»»
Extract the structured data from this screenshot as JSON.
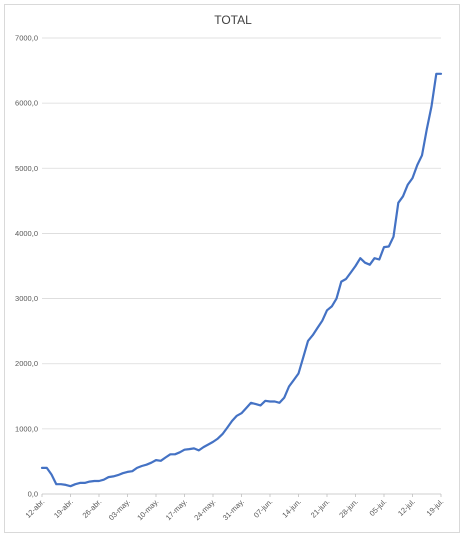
{
  "chart_data": {
    "type": "line",
    "title": "TOTAL",
    "xlabel": "",
    "ylabel": "",
    "ylim": [
      0,
      7000
    ],
    "yticks": [
      "0,0",
      "1000,0",
      "2000,0",
      "3000,0",
      "4000,0",
      "5000,0",
      "6000,0",
      "7000,0"
    ],
    "xticks": [
      "12-abr.",
      "19-abr.",
      "26-abr.",
      "03-may.",
      "10-may.",
      "17-may.",
      "24-may.",
      "31-may.",
      "07-jun.",
      "14-jun.",
      "21-jun.",
      "28-jun.",
      "05-jul.",
      "12-jul.",
      "19-jul."
    ],
    "grid": "horizontal",
    "legend": "none",
    "line_color": "#4472c4",
    "series": [
      {
        "values": [
          400,
          400,
          300,
          150,
          150,
          140,
          120,
          150,
          170,
          170,
          190,
          200,
          200,
          220,
          260,
          270,
          290,
          320,
          340,
          350,
          400,
          430,
          450,
          480,
          520,
          510,
          560,
          610,
          610,
          640,
          680,
          690,
          700,
          670,
          720,
          760,
          800,
          850,
          920,
          1020,
          1120,
          1200,
          1240,
          1320,
          1400,
          1380,
          1360,
          1430,
          1420,
          1420,
          1400,
          1480,
          1650,
          1750,
          1850,
          2100,
          2350,
          2440,
          2550,
          2660,
          2820,
          2880,
          3000,
          3260,
          3300,
          3400,
          3500,
          3620,
          3550,
          3520,
          3620,
          3600,
          3790,
          3800,
          3950,
          4470,
          4570,
          4750,
          4850,
          5050,
          5200,
          5600,
          5950,
          6450,
          6450
        ]
      }
    ]
  }
}
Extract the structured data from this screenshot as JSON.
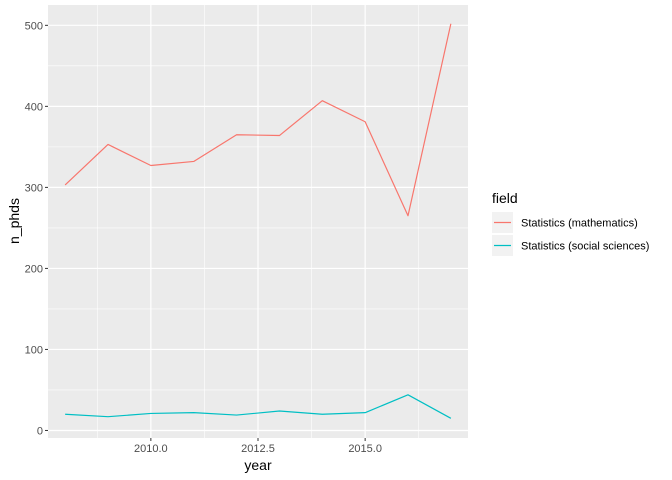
{
  "chart_data": {
    "type": "line",
    "xlabel": "year",
    "ylabel": "n_phds",
    "xlim": [
      2007.6,
      2017.4
    ],
    "ylim": [
      -9.3,
      525.1
    ],
    "x_ticks": [
      2010,
      2012.5,
      2015
    ],
    "x_tick_labels": [
      "2010.0",
      "2012.5",
      "2015.0"
    ],
    "y_ticks": [
      0,
      100,
      200,
      300,
      400,
      500
    ],
    "y_tick_labels": [
      "0",
      "100",
      "200",
      "300",
      "400",
      "500"
    ],
    "x": [
      2008,
      2009,
      2010,
      2011,
      2012,
      2013,
      2014,
      2015,
      2016,
      2017
    ],
    "series": [
      {
        "name": "Statistics (mathematics)",
        "color": "#F8766D",
        "values": [
          303,
          353,
          327,
          332,
          365,
          364,
          407,
          381,
          265,
          502
        ]
      },
      {
        "name": "Statistics (social sciences)",
        "color": "#00BFC4",
        "values": [
          20,
          17,
          21,
          22,
          19,
          24,
          20,
          22,
          44,
          15
        ]
      }
    ],
    "legend_title": "field",
    "legend_position": "right",
    "grid": true,
    "panel_background": "#EBEBEB",
    "grid_color": "#FFFFFF"
  }
}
««
Problem description: All of the records need repeating exactly, except for the pictures.

Finished answer:
Extract the structured data from this screenshot as JSON.
{
  "chart_data": {
    "type": "line",
    "title": "TOTAL",
    "xlabel": "",
    "ylabel": "",
    "ylim": [
      0,
      7000
    ],
    "yticks": [
      "0,0",
      "1000,0",
      "2000,0",
      "3000,0",
      "4000,0",
      "5000,0",
      "6000,0",
      "7000,0"
    ],
    "xticks": [
      "12-abr.",
      "19-abr.",
      "26-abr.",
      "03-may.",
      "10-may.",
      "17-may.",
      "24-may.",
      "31-may.",
      "07-jun.",
      "14-jun.",
      "21-jun.",
      "28-jun.",
      "05-jul.",
      "12-jul.",
      "19-jul."
    ],
    "grid": "horizontal",
    "legend": "none",
    "line_color": "#4472c4",
    "series": [
      {
        "values": [
          400,
          400,
          300,
          150,
          150,
          140,
          120,
          150,
          170,
          170,
          190,
          200,
          200,
          220,
          260,
          270,
          290,
          320,
          340,
          350,
          400,
          430,
          450,
          480,
          520,
          510,
          560,
          610,
          610,
          640,
          680,
          690,
          700,
          670,
          720,
          760,
          800,
          850,
          920,
          1020,
          1120,
          1200,
          1240,
          1320,
          1400,
          1380,
          1360,
          1430,
          1420,
          1420,
          1400,
          1480,
          1650,
          1750,
          1850,
          2100,
          2350,
          2440,
          2550,
          2660,
          2820,
          2880,
          3000,
          3260,
          3300,
          3400,
          3500,
          3620,
          3550,
          3520,
          3620,
          3600,
          3790,
          3800,
          3950,
          4470,
          4570,
          4750,
          4850,
          5050,
          5200,
          5600,
          5950,
          6450,
          6450
        ]
      }
    ]
  }
}
Extract the structured data from this screenshot as JSON.
{
  "chart_data": {
    "type": "line",
    "xlabel": "year",
    "ylabel": "n_phds",
    "xlim": [
      2007.6,
      2017.4
    ],
    "ylim": [
      -9.3,
      525.1
    ],
    "x_ticks": [
      2010,
      2012.5,
      2015
    ],
    "x_tick_labels": [
      "2010.0",
      "2012.5",
      "2015.0"
    ],
    "y_ticks": [
      0,
      100,
      200,
      300,
      400,
      500
    ],
    "y_tick_labels": [
      "0",
      "100",
      "200",
      "300",
      "400",
      "500"
    ],
    "x": [
      2008,
      2009,
      2010,
      2011,
      2012,
      2013,
      2014,
      2015,
      2016,
      2017
    ],
    "series": [
      {
        "name": "Statistics (mathematics)",
        "color": "#F8766D",
        "values": [
          303,
          353,
          327,
          332,
          365,
          364,
          407,
          381,
          265,
          502
        ]
      },
      {
        "name": "Statistics (social sciences)",
        "color": "#00BFC4",
        "values": [
          20,
          17,
          21,
          22,
          19,
          24,
          20,
          22,
          44,
          15
        ]
      }
    ],
    "legend_title": "field",
    "legend_position": "right",
    "grid": true,
    "panel_background": "#EBEBEB",
    "grid_color": "#FFFFFF"
  }
}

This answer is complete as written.